__EXERCISE AIM__
Determine the number of lines in the listing below where the string "title" occurs; answer with the number alone.

__INPUT__
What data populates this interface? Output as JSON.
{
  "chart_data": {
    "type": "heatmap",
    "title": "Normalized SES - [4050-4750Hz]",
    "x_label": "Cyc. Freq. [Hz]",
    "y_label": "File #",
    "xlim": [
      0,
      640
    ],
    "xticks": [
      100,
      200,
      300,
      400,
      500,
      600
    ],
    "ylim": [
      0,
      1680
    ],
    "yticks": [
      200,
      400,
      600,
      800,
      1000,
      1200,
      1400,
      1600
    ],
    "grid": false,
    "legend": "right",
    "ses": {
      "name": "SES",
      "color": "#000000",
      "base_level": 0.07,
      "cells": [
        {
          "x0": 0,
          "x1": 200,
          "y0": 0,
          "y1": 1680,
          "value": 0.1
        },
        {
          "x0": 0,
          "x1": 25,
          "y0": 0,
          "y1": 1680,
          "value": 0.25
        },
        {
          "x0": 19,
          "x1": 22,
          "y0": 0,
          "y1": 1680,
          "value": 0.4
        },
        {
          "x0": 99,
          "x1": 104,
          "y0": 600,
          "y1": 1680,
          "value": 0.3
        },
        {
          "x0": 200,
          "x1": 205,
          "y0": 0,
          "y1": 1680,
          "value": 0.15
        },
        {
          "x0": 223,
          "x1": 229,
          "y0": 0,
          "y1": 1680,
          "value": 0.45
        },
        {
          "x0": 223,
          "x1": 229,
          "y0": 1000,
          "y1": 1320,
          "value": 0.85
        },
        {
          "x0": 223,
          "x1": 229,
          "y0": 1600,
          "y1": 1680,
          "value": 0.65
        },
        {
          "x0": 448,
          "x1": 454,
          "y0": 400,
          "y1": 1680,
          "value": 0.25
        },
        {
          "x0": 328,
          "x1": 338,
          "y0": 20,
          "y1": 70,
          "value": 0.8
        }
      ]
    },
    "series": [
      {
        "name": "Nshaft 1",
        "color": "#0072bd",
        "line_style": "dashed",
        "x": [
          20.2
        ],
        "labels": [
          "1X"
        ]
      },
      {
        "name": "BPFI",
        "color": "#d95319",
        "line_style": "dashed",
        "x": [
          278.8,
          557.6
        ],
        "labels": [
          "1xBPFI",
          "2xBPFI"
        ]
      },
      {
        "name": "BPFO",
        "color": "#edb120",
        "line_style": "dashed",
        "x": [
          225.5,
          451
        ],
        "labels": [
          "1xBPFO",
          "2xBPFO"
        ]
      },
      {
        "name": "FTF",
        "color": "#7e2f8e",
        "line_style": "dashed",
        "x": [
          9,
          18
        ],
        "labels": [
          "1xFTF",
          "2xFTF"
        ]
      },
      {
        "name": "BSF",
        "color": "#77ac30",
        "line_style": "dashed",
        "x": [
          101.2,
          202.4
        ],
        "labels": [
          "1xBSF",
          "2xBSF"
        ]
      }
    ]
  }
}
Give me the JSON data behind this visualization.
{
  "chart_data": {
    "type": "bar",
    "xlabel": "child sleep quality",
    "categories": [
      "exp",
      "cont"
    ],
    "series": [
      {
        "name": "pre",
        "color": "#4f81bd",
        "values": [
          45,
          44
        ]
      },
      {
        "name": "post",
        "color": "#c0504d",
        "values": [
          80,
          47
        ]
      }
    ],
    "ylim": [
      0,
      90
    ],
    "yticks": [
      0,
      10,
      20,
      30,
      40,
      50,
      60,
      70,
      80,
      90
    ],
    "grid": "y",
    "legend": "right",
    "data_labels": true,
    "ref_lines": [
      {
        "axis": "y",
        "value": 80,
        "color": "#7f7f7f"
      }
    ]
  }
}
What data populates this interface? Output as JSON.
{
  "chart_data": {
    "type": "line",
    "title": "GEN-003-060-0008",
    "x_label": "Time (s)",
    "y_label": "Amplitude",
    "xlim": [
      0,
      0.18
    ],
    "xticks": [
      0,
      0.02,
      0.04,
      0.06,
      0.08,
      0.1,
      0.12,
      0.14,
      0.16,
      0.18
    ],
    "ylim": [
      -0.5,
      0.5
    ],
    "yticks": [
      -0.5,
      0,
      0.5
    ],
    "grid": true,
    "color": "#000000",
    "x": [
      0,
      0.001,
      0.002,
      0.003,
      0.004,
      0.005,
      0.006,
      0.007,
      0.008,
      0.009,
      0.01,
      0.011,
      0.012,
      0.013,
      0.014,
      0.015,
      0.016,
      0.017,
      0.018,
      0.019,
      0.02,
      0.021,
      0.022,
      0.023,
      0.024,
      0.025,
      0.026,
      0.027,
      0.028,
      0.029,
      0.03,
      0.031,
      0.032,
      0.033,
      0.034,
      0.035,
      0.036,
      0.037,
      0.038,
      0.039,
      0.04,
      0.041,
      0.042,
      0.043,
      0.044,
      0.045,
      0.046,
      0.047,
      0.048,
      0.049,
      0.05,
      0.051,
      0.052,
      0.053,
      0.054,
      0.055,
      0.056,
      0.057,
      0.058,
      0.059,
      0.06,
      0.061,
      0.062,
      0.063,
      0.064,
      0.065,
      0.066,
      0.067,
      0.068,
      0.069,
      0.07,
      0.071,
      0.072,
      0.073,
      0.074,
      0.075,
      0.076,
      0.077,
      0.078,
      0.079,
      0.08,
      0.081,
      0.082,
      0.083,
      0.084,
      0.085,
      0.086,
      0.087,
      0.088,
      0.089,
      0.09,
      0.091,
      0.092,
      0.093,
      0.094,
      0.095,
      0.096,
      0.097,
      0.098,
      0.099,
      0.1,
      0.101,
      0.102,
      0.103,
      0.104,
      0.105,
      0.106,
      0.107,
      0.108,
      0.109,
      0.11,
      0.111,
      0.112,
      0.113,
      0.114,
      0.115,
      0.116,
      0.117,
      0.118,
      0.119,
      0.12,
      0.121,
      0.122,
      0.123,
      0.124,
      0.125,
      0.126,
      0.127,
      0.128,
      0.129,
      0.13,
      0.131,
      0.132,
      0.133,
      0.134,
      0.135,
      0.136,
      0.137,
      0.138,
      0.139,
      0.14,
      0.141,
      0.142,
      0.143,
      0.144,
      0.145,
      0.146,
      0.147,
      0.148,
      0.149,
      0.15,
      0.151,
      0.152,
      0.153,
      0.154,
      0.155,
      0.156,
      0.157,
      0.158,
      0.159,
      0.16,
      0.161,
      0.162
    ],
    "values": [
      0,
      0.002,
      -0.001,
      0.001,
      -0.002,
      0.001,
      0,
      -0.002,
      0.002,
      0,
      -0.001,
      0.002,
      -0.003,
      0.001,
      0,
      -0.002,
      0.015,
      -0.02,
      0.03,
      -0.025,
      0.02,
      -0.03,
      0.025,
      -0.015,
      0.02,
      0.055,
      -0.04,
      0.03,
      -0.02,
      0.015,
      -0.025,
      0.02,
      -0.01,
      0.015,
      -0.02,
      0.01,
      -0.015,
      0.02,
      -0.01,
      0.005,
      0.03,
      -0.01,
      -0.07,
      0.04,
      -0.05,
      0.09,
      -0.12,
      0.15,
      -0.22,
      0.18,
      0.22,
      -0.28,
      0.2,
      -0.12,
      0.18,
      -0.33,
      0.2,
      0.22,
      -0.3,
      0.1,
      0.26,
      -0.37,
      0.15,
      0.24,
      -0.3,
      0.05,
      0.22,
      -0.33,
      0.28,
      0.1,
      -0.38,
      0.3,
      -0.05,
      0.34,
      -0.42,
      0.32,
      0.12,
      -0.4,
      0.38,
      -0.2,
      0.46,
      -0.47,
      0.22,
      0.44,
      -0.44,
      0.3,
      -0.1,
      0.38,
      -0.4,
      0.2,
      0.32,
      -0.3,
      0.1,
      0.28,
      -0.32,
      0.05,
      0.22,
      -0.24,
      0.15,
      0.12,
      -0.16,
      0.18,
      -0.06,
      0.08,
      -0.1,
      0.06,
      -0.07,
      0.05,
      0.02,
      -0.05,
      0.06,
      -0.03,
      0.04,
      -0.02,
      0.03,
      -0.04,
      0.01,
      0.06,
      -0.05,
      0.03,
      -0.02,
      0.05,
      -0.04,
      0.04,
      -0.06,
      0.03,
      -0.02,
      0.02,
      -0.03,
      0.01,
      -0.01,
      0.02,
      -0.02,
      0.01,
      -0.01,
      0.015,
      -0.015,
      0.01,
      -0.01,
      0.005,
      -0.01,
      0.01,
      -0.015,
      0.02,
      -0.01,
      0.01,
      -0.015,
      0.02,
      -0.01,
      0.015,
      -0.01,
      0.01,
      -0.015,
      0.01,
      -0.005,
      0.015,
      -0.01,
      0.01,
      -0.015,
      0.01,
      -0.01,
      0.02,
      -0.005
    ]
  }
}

__COMPLETED EXERCISE__
2